▶ YOUR GOAL
In the data that follows, count each line holding the string "JSON"; answer with the number only.

(Data extracted from a collection)
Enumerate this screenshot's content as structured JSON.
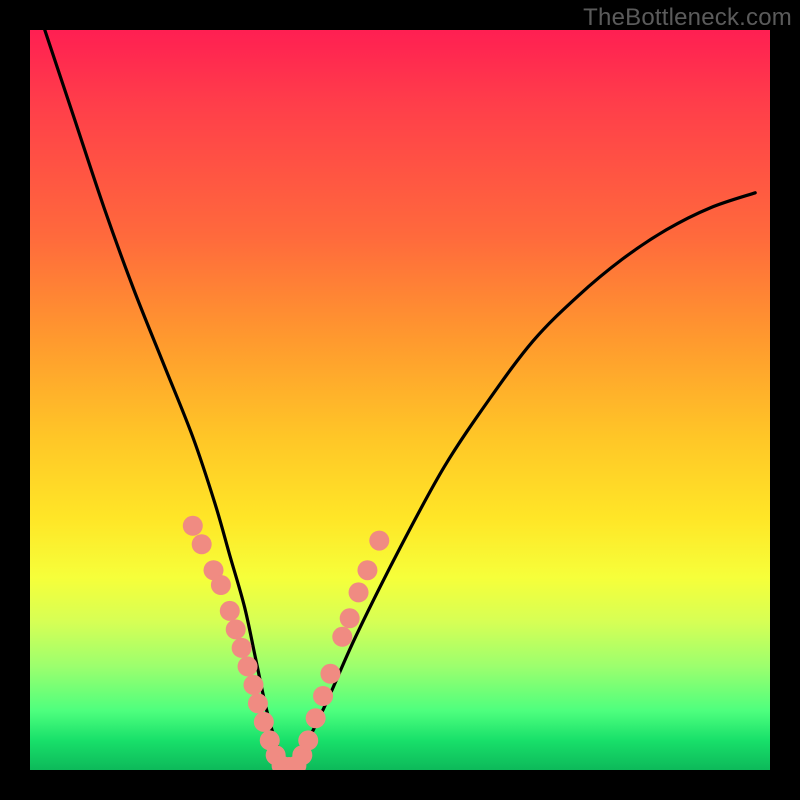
{
  "watermark": "TheBottleneck.com",
  "chart_data": {
    "type": "line",
    "title": "",
    "xlabel": "",
    "ylabel": "",
    "xlim": [
      0,
      100
    ],
    "ylim": [
      0,
      100
    ],
    "grid": false,
    "legend": false,
    "series": [
      {
        "name": "bottleneck-curve",
        "x": [
          2,
          6,
          10,
          14,
          18,
          22,
          25,
          27,
          29,
          30.5,
          32,
          33.5,
          35,
          37,
          40,
          44,
          50,
          56,
          62,
          68,
          74,
          80,
          86,
          92,
          98
        ],
        "y": [
          100,
          88,
          76,
          65,
          55,
          45,
          36,
          29,
          22,
          15,
          8,
          3,
          0.5,
          3,
          9,
          18,
          30,
          41,
          50,
          58,
          64,
          69,
          73,
          76,
          78
        ]
      }
    ],
    "markers": [
      {
        "name": "left-cluster",
        "color": "#f08b82",
        "points": [
          {
            "x": 22.0,
            "y": 33.0
          },
          {
            "x": 23.2,
            "y": 30.5
          },
          {
            "x": 24.8,
            "y": 27.0
          },
          {
            "x": 25.8,
            "y": 25.0
          },
          {
            "x": 27.0,
            "y": 21.5
          },
          {
            "x": 27.8,
            "y": 19.0
          },
          {
            "x": 28.6,
            "y": 16.5
          },
          {
            "x": 29.4,
            "y": 14.0
          },
          {
            "x": 30.2,
            "y": 11.5
          },
          {
            "x": 30.8,
            "y": 9.0
          },
          {
            "x": 31.6,
            "y": 6.5
          },
          {
            "x": 32.4,
            "y": 4.0
          },
          {
            "x": 33.2,
            "y": 2.0
          }
        ]
      },
      {
        "name": "right-cluster",
        "color": "#f08b82",
        "points": [
          {
            "x": 36.8,
            "y": 2.0
          },
          {
            "x": 37.6,
            "y": 4.0
          },
          {
            "x": 38.6,
            "y": 7.0
          },
          {
            "x": 39.6,
            "y": 10.0
          },
          {
            "x": 40.6,
            "y": 13.0
          },
          {
            "x": 42.2,
            "y": 18.0
          },
          {
            "x": 43.2,
            "y": 20.5
          },
          {
            "x": 44.4,
            "y": 24.0
          },
          {
            "x": 45.6,
            "y": 27.0
          },
          {
            "x": 47.2,
            "y": 31.0
          }
        ]
      },
      {
        "name": "bottom-cluster",
        "color": "#f08b82",
        "points": [
          {
            "x": 34.0,
            "y": 0.6
          },
          {
            "x": 35.0,
            "y": 0.4
          },
          {
            "x": 36.0,
            "y": 0.6
          }
        ]
      }
    ]
  }
}
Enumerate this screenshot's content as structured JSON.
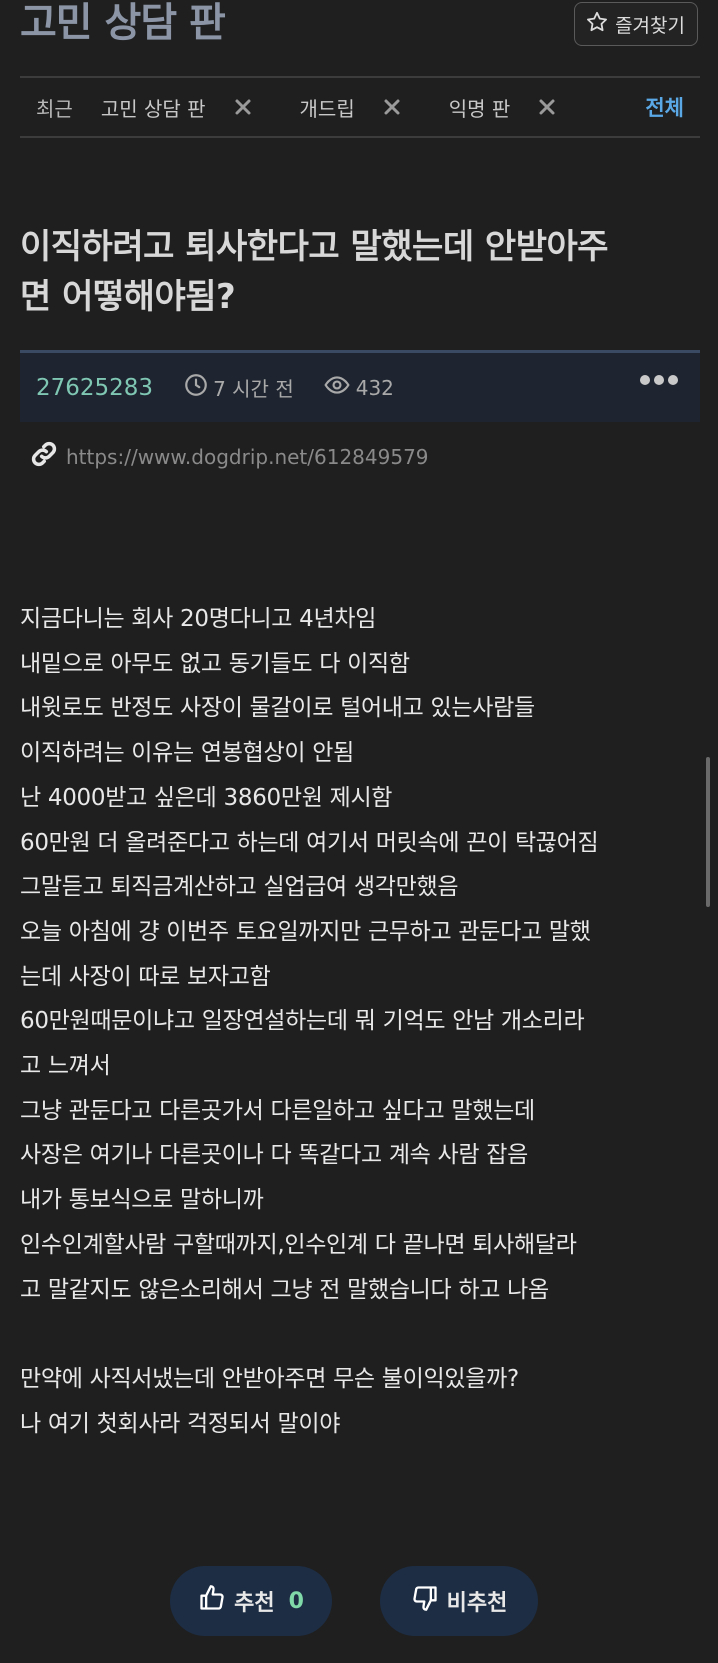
{
  "header": {
    "board_title": "고민 상담 판",
    "favorite_label": "즐겨찾기"
  },
  "tabs": {
    "recent_label": "최근",
    "items": [
      {
        "label": "고민 상담 판"
      },
      {
        "label": "개드립"
      },
      {
        "label": "익명 판"
      }
    ],
    "all_label": "전체"
  },
  "post": {
    "title_line1": "이직하려고 퇴사한다고 말했는데 안받아주",
    "title_line2": "면 어떻해야됨?",
    "id": "27625283",
    "time": "7 시간 전",
    "views": "432",
    "link": "https://www.dogdrip.net/612849579",
    "body": [
      "지금다니는 회사 20명다니고 4년차임",
      "내밑으로 아무도 없고 동기들도 다 이직함",
      "내윗로도 반정도 사장이 물갈이로 털어내고 있는사람들",
      "이직하려는 이유는 연봉협상이 안됨",
      "난 4000받고 싶은데 3860만원 제시함",
      "60만원 더 올려준다고 하는데 여기서 머릿속에 끈이 탁끊어짐",
      "그말듣고 퇴직금계산하고 실업급여 생각만했음",
      "오늘 아침에 걍 이번주 토요일까지만 근무하고 관둔다고 말했",
      "는데 사장이 따로 보자고함",
      "60만원때문이냐고 일장연설하는데 뭐 기억도 안남 개소리라",
      "고 느껴서",
      "그냥 관둔다고 다른곳가서 다른일하고 싶다고 말했는데",
      "사장은 여기나 다른곳이나 다 똑같다고 계속 사람 잡음",
      "내가 통보식으로 말하니까",
      "인수인계할사람 구할때까지,인수인계 다 끝나면 퇴사해달라",
      "고 말같지도 않은소리해서 그냥 전 말했습니다 하고 나옴",
      "",
      "만약에 사직서냈는데 안받아주면 무슨 불이익있을까?",
      "나 여기 첫회사라 걱정되서 말이야"
    ]
  },
  "vote": {
    "up_label": "추천",
    "up_count": "0",
    "down_label": "비추천"
  },
  "colors": {
    "background": "#1f1f1f",
    "board_title": "#8b95a6",
    "accent_blue": "#5aa8e6",
    "post_id": "#7fc6b3",
    "vote_bg": "#1d2d44",
    "vote_count": "#7fd9a8"
  }
}
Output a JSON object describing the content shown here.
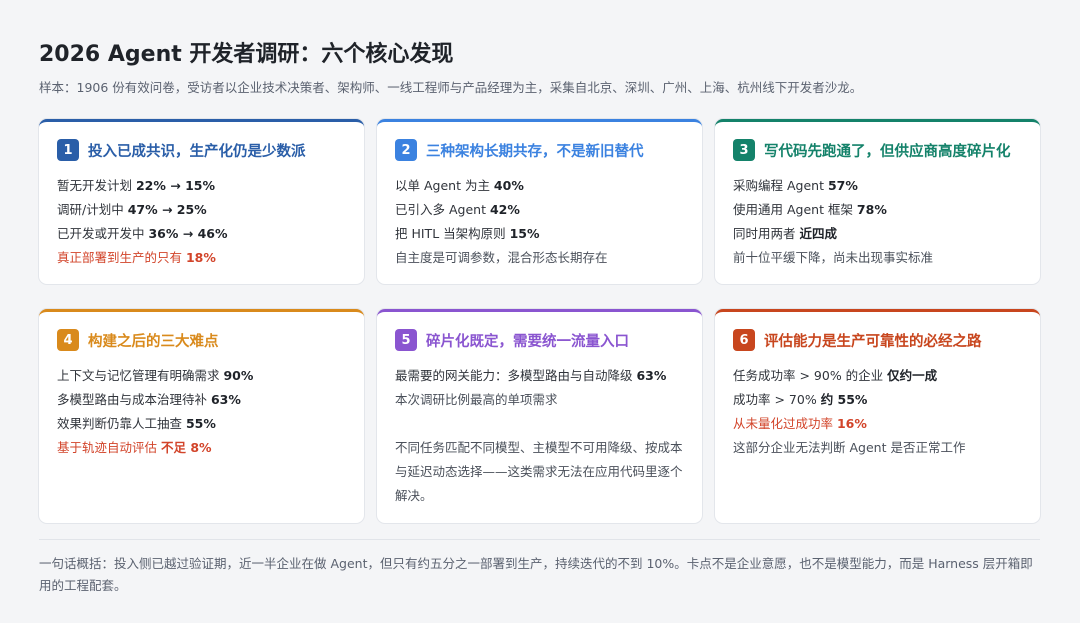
{
  "header": {
    "title": "2026 Agent 开发者调研：六个核心发现",
    "subtitle": "样本：1906 份有效问卷，受访者以企业技术决策者、架构师、一线工程师与产品经理为主，采集自北京、深圳、广州、上海、杭州线下开发者沙龙。"
  },
  "colors": {
    "card1": "#2a5ea8",
    "card2": "#3b82e0",
    "card3": "#14826a",
    "card4": "#d98a1c",
    "card5": "#8a55d0",
    "card6": "#c8461e",
    "highlight": "#d2442a"
  },
  "cards": [
    {
      "num": "1",
      "title": "投入已成共识，生产化仍是少数派",
      "lines": [
        {
          "text": "暂无开发计划 ",
          "value": "22% → 15%"
        },
        {
          "text": "调研/计划中 ",
          "value": "47% → 25%"
        },
        {
          "text": "已开发或开发中 ",
          "value": "36% → 46%"
        },
        {
          "text": "真正部署到生产的只有 ",
          "value": "18%"
        }
      ]
    },
    {
      "num": "2",
      "title": "三种架构长期共存，不是新旧替代",
      "lines": [
        {
          "text": "以单 Agent 为主 ",
          "value": "40%"
        },
        {
          "text": "已引入多 Agent ",
          "value": "42%"
        },
        {
          "text": "把 HITL 当架构原则 ",
          "value": "15%"
        },
        {
          "text": "自主度是可调参数，混合形态长期存在"
        }
      ]
    },
    {
      "num": "3",
      "title": "写代码先跑通了，但供应商高度碎片化",
      "lines": [
        {
          "text": "采购编程 Agent ",
          "value": "57%"
        },
        {
          "text": "使用通用 Agent 框架 ",
          "value": "78%"
        },
        {
          "text": "同时用两者 ",
          "value": "近四成"
        },
        {
          "text": "前十位平缓下降，尚未出现事实标准"
        }
      ]
    },
    {
      "num": "4",
      "title": "构建之后的三大难点",
      "lines": [
        {
          "text": "上下文与记忆管理有明确需求 ",
          "value": "90%"
        },
        {
          "text": "多模型路由与成本治理待补 ",
          "value": "63%"
        },
        {
          "text": "效果判断仍靠人工抽查 ",
          "value": "55%"
        },
        {
          "text": "基于轨迹自动评估 ",
          "value": "不足 8%"
        }
      ]
    },
    {
      "num": "5",
      "title": "碎片化既定，需要统一流量入口",
      "lines": [
        {
          "text": "最需要的网关能力：多模型路由与自动降级 ",
          "value": "63%"
        },
        {
          "text": "本次调研比例最高的单项需求"
        }
      ],
      "paragraph": "不同任务匹配不同模型、主模型不可用降级、按成本与延迟动态选择——这类需求无法在应用代码里逐个解决。"
    },
    {
      "num": "6",
      "title": "评估能力是生产可靠性的必经之路",
      "lines": [
        {
          "text": "任务成功率 > 90% 的企业 ",
          "value": "仅约一成"
        },
        {
          "text": "成功率 > 70% ",
          "value": "约 55%"
        },
        {
          "text": "从未量化过成功率 ",
          "value": "16%"
        },
        {
          "text": "这部分企业无法判断 Agent 是否正常工作"
        }
      ]
    }
  ],
  "footer": {
    "summary": "一句话概括：投入侧已越过验证期，近一半企业在做 Agent，但只有约五分之一部署到生产，持续迭代的不到 10%。卡点不是企业意愿，也不是模型能力，而是 Harness 层开箱即用的工程配套。"
  }
}
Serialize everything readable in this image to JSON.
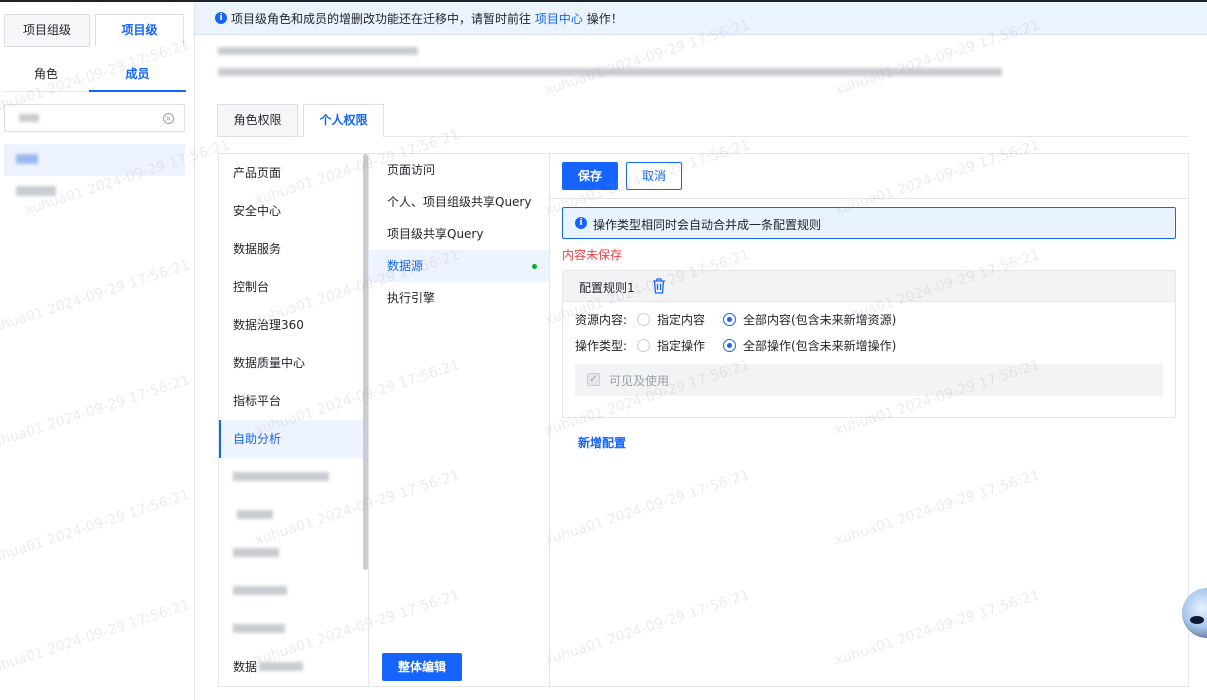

▶ REPLY TO THE TASK
4